Set task: Scan the data beneath this task and copy each line that includes "bottom".

Supplied data:
━━━━━━━━━━
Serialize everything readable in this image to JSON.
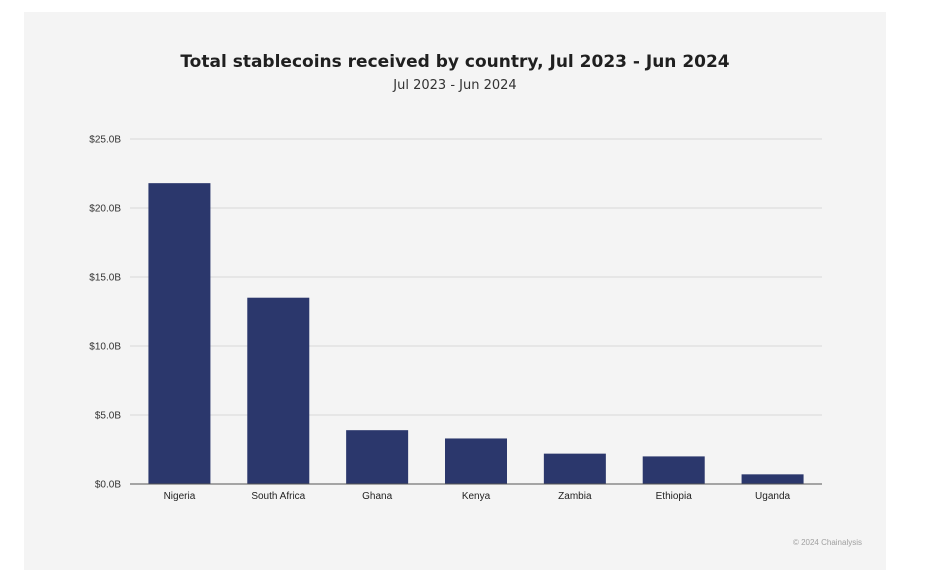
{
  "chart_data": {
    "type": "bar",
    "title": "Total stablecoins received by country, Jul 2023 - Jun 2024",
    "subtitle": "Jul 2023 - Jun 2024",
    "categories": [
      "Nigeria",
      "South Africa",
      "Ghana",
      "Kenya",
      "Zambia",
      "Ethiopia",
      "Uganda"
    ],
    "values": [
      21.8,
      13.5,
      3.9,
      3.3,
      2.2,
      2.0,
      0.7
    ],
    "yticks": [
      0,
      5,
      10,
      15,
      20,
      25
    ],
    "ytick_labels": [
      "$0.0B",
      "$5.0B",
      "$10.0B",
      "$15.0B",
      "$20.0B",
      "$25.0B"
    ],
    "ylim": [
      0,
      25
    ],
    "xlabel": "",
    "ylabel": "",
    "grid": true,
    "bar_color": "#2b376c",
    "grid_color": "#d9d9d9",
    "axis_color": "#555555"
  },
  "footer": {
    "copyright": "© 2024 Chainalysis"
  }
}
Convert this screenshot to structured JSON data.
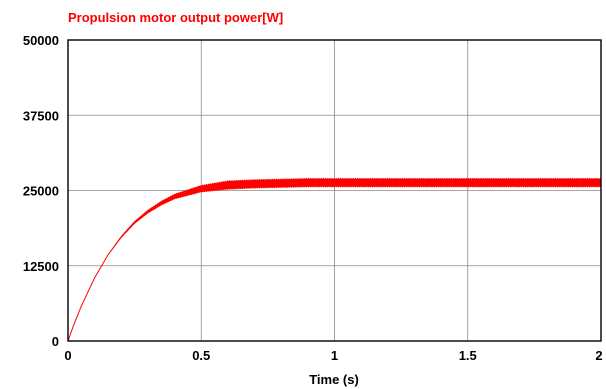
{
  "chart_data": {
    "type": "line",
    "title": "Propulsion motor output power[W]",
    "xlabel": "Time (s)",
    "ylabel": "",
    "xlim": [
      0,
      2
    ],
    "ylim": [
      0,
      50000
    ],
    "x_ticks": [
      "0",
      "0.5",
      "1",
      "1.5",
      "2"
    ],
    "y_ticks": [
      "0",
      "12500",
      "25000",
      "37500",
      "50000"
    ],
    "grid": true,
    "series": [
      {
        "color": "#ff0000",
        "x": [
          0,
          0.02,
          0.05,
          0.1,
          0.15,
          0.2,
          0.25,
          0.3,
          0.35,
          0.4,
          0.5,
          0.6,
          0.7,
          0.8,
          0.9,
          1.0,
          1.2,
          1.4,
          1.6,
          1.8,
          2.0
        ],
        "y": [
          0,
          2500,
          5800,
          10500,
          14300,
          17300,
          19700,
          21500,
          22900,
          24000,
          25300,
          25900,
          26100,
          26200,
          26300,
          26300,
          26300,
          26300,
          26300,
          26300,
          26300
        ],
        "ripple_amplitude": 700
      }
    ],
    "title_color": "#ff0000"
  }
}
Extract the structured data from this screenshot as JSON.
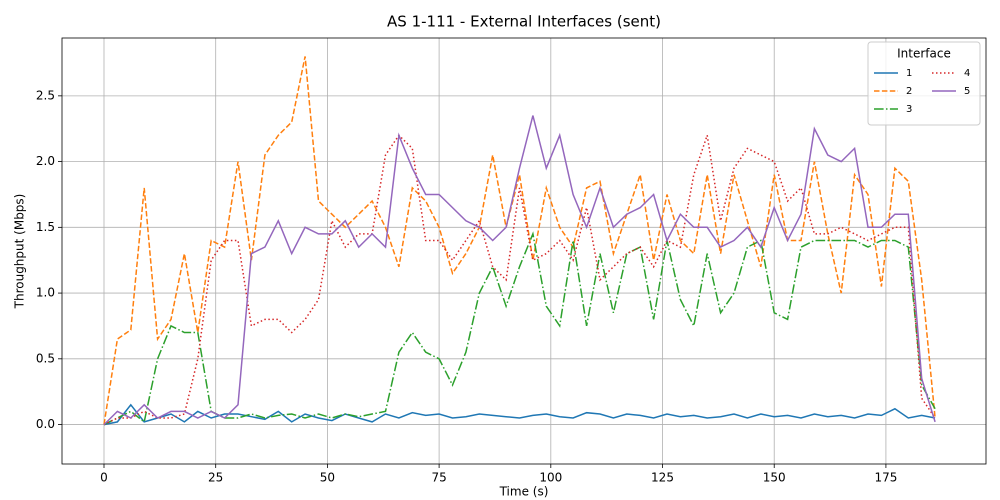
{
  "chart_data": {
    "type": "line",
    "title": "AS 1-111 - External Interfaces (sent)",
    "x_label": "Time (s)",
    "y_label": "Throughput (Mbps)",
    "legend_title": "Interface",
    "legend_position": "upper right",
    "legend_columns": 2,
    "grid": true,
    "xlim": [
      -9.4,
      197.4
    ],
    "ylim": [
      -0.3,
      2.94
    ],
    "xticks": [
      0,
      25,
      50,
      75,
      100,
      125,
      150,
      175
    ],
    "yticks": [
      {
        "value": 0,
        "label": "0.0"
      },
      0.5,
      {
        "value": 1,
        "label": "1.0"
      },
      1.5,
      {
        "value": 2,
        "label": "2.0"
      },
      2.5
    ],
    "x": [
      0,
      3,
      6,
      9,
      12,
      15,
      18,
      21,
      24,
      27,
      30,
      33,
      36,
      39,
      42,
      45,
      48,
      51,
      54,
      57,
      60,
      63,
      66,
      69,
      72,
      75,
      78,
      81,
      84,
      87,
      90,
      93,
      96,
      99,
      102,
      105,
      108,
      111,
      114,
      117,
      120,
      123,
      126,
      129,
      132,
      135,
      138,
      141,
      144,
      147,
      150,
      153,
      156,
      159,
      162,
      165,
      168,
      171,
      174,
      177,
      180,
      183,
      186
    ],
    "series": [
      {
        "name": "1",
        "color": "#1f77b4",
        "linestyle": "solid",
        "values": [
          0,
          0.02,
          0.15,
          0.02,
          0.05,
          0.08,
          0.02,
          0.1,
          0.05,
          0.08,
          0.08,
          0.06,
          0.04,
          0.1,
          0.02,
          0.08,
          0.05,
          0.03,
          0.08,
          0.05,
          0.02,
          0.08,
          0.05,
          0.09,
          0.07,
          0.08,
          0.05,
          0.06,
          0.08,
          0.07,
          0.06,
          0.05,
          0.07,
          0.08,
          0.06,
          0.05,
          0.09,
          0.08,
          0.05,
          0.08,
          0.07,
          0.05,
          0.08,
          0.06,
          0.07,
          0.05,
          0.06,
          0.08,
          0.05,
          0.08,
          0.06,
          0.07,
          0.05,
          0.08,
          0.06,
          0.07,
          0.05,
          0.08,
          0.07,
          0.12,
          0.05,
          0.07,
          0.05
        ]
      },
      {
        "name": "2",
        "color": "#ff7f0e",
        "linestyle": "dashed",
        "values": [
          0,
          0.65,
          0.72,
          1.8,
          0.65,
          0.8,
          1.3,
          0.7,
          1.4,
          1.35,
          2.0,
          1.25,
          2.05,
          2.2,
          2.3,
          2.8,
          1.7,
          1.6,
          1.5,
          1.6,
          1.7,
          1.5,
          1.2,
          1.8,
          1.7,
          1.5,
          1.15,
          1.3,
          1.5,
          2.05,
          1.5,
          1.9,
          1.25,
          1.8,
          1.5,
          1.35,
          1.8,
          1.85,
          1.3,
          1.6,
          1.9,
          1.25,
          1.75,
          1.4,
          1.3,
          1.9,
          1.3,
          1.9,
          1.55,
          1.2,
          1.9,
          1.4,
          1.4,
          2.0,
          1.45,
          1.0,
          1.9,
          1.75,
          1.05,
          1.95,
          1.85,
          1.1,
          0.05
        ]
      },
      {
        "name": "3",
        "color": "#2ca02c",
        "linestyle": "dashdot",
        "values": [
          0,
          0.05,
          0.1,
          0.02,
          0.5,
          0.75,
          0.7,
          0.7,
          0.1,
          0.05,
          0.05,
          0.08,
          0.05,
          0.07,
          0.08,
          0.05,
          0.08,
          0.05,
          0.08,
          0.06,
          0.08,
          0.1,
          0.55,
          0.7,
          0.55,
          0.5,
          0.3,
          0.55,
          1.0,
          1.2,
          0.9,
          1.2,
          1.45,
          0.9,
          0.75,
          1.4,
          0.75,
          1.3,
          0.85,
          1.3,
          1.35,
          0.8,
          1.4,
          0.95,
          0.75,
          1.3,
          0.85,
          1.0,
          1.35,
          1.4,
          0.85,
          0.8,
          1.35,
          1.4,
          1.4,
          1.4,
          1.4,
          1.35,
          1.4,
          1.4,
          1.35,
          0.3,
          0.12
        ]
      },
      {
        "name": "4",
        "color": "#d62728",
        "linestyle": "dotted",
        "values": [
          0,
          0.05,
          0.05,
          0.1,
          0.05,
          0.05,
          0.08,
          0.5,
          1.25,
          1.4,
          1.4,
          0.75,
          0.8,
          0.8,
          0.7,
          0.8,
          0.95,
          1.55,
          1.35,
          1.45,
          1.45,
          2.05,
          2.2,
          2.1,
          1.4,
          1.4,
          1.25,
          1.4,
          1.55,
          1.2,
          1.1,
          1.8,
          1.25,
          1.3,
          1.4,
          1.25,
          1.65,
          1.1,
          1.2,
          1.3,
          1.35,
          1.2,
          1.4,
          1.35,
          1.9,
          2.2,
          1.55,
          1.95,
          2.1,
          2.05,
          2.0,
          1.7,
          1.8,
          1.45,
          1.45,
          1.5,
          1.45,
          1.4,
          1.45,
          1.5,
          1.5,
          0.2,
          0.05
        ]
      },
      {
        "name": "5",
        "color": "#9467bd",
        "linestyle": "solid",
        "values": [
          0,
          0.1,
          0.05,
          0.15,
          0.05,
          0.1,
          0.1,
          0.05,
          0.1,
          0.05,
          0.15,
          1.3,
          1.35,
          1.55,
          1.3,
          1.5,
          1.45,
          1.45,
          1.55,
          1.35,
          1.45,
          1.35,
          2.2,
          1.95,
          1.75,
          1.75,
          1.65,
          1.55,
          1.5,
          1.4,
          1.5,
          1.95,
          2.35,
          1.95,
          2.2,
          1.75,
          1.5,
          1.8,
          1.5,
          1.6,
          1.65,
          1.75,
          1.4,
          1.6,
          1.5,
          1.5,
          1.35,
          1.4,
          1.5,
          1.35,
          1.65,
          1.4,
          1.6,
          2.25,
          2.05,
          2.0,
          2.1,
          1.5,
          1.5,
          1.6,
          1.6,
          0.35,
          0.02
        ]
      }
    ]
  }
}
━━━━━━━━━━
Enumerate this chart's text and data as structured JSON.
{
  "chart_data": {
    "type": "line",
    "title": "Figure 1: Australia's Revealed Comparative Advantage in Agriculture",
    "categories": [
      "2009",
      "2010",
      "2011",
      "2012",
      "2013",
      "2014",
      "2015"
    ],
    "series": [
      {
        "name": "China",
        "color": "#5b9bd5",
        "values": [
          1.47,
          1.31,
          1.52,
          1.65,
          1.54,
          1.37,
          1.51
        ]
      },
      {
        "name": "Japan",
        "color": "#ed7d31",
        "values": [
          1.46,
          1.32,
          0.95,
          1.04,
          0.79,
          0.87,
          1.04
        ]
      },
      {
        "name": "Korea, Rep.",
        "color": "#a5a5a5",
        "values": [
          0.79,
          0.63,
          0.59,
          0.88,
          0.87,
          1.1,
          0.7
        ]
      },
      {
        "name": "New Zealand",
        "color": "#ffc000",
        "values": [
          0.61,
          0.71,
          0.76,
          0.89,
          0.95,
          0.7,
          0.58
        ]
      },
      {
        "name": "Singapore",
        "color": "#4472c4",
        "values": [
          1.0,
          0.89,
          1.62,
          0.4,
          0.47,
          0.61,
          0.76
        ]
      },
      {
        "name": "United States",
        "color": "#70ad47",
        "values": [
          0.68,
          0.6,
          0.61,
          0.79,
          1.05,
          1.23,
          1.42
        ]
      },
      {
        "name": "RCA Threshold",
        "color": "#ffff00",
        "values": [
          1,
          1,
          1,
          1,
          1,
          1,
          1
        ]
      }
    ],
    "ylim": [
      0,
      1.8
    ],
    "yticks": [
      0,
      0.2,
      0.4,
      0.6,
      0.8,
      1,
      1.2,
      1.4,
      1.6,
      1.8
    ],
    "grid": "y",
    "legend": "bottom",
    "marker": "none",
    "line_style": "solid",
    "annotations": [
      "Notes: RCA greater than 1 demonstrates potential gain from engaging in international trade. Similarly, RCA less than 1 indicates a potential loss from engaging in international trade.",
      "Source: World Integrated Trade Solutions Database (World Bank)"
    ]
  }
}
━━━━━━━━━━
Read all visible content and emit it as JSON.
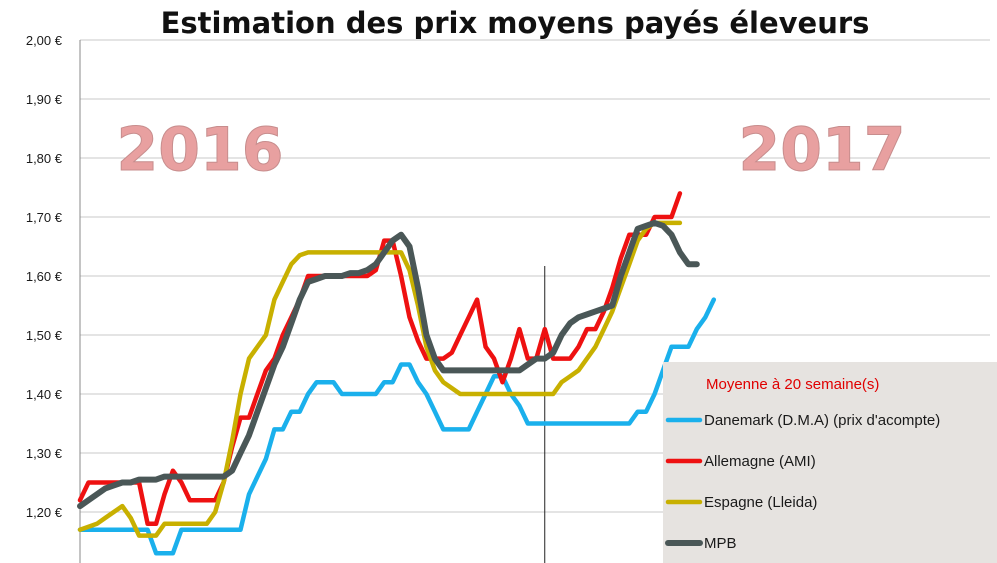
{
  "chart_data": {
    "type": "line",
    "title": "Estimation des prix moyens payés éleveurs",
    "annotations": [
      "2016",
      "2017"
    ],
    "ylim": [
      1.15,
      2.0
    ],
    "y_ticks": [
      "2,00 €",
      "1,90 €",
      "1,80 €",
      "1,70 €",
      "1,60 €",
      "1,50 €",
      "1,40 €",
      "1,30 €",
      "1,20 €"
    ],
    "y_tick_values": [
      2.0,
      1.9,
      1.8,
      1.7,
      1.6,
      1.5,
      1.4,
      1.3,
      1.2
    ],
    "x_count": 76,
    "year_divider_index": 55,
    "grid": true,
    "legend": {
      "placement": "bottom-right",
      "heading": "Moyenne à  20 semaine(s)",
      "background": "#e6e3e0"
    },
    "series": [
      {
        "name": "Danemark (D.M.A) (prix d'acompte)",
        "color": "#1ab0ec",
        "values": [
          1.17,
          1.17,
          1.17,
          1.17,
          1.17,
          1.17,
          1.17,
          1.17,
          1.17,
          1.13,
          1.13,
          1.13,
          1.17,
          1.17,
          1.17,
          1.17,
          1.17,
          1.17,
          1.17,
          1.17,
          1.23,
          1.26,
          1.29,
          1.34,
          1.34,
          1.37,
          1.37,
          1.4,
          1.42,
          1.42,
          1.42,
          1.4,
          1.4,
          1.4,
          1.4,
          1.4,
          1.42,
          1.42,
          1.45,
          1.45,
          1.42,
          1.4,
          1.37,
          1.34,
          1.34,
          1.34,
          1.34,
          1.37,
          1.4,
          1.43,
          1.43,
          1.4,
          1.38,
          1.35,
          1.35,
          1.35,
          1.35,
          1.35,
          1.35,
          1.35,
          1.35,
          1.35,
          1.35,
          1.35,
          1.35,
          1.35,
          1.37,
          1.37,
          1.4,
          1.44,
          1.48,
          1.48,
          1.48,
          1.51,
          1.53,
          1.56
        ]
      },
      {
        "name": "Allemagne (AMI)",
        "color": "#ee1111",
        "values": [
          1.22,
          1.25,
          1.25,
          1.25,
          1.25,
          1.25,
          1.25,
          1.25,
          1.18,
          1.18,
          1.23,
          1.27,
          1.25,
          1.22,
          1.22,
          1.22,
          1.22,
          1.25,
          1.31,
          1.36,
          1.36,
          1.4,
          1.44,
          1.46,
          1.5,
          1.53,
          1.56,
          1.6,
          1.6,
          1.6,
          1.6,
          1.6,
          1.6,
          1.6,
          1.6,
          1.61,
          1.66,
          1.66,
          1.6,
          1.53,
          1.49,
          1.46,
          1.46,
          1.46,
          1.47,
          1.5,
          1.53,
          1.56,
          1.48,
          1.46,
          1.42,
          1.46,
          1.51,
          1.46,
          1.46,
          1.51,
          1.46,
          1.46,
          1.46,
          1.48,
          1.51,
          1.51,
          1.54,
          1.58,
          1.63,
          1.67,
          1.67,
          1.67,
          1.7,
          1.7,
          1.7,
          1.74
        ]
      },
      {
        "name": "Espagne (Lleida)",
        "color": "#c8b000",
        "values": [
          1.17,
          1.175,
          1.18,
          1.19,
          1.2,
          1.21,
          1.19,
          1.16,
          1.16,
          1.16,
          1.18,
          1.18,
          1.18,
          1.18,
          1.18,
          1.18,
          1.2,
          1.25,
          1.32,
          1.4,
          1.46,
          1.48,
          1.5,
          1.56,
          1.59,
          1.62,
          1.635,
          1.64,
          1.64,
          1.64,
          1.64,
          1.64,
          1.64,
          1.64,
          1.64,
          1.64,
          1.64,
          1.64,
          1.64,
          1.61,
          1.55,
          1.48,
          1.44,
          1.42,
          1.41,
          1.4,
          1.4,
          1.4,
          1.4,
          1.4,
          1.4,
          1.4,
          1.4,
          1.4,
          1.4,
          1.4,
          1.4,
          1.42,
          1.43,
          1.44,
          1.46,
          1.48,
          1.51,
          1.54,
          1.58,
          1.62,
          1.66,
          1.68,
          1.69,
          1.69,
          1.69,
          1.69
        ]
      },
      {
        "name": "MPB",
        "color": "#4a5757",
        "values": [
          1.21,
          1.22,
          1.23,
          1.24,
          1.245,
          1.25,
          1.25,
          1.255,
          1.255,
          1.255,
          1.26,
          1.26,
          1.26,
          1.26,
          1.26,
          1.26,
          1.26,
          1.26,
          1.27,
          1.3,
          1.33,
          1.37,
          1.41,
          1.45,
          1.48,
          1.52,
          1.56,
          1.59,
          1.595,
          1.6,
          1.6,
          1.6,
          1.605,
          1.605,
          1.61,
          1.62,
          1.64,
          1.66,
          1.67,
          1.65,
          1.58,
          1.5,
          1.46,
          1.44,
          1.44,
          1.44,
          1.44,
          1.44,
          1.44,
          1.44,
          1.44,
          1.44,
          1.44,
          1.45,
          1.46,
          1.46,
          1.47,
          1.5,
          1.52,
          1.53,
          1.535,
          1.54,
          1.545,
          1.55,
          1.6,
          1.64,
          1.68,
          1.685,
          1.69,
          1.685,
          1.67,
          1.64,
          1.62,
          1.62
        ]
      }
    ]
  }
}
━━━━━━━━━━
Exercise result:
    "legend": "bottom",
      "placement": "bottom-right",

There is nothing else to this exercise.